■ Exercise description ■
Change "wind-vector" to "wind-arrow" in the lines running from the first one through the line containing "wind-vector — [733, 310, 736, 312]", and give back only those lines with everything else left as it is.

■ Data provided ■
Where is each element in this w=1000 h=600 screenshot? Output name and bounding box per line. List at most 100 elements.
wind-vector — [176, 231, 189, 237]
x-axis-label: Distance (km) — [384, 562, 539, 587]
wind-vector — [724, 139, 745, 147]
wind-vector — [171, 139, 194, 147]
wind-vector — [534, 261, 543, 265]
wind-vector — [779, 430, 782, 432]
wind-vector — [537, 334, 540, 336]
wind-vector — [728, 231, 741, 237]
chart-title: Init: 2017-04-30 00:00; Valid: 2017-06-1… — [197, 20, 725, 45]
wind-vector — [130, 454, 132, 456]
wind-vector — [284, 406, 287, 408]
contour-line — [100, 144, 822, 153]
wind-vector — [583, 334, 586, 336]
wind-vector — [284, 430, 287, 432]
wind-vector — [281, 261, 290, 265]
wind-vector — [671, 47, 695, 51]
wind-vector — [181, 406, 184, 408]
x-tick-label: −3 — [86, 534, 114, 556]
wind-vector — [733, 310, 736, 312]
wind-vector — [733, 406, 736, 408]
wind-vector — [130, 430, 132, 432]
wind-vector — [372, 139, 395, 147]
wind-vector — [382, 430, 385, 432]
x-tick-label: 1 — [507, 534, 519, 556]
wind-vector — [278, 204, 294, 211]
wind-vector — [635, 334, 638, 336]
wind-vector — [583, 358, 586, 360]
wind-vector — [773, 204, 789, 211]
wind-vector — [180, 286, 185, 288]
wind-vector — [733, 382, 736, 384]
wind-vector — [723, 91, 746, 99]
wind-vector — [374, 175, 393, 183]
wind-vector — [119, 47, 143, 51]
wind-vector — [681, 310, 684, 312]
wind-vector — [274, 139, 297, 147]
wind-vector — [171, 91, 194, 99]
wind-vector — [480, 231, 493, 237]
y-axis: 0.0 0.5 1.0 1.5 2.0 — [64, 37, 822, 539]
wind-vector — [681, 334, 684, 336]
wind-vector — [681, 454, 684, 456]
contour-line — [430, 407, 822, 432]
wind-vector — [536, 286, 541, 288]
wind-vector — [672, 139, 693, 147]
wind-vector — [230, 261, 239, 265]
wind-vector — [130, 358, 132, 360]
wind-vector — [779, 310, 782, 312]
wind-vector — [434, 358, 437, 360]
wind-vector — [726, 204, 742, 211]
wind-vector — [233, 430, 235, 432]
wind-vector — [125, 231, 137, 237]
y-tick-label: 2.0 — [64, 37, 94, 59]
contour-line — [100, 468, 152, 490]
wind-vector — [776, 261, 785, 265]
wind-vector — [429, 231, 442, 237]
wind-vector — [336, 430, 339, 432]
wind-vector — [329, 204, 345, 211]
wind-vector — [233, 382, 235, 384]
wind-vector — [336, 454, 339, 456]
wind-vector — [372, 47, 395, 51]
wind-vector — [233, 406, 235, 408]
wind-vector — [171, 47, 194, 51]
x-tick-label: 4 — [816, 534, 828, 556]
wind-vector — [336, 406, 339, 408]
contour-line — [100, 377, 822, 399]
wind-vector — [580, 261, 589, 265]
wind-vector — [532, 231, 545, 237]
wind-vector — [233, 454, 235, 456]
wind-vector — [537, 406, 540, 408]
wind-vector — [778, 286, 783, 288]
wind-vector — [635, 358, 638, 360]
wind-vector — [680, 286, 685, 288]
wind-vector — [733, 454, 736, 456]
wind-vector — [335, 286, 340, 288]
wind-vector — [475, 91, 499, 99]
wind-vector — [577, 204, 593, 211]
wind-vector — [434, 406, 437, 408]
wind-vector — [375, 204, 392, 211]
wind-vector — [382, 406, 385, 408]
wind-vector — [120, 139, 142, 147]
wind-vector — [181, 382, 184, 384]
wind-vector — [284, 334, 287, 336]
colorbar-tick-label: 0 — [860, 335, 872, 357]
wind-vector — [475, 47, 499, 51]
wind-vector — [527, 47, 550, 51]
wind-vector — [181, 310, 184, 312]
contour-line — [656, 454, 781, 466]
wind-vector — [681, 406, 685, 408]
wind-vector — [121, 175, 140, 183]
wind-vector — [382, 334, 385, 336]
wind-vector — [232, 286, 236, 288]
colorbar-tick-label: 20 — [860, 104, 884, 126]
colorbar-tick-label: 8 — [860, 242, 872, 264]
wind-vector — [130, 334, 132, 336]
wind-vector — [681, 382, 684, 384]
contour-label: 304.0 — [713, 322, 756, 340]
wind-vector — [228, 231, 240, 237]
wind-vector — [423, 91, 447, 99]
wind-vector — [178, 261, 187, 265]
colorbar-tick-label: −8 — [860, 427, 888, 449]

■ Written response ■
Where is each element in this w=1000 h=600 screenshot? Output name and bounding box per line. List at most 100 elements.
wind-arrow — [176, 231, 189, 237]
x-axis-label: Distance (km) — [384, 562, 539, 587]
wind-arrow — [724, 139, 745, 147]
wind-arrow — [171, 139, 194, 147]
wind-arrow — [534, 261, 543, 265]
wind-arrow — [779, 430, 782, 432]
wind-arrow — [537, 334, 540, 336]
wind-arrow — [728, 231, 741, 237]
chart-title: Init: 2017-04-30 00:00; Valid: 2017-06-1… — [197, 20, 725, 45]
wind-arrow — [130, 454, 132, 456]
wind-arrow — [284, 406, 287, 408]
contour-line — [100, 144, 822, 153]
wind-arrow — [583, 334, 586, 336]
wind-arrow — [284, 430, 287, 432]
wind-arrow — [281, 261, 290, 265]
wind-arrow — [671, 47, 695, 51]
wind-arrow — [181, 406, 184, 408]
x-tick-label: −3 — [86, 534, 114, 556]
wind-arrow — [733, 310, 736, 312]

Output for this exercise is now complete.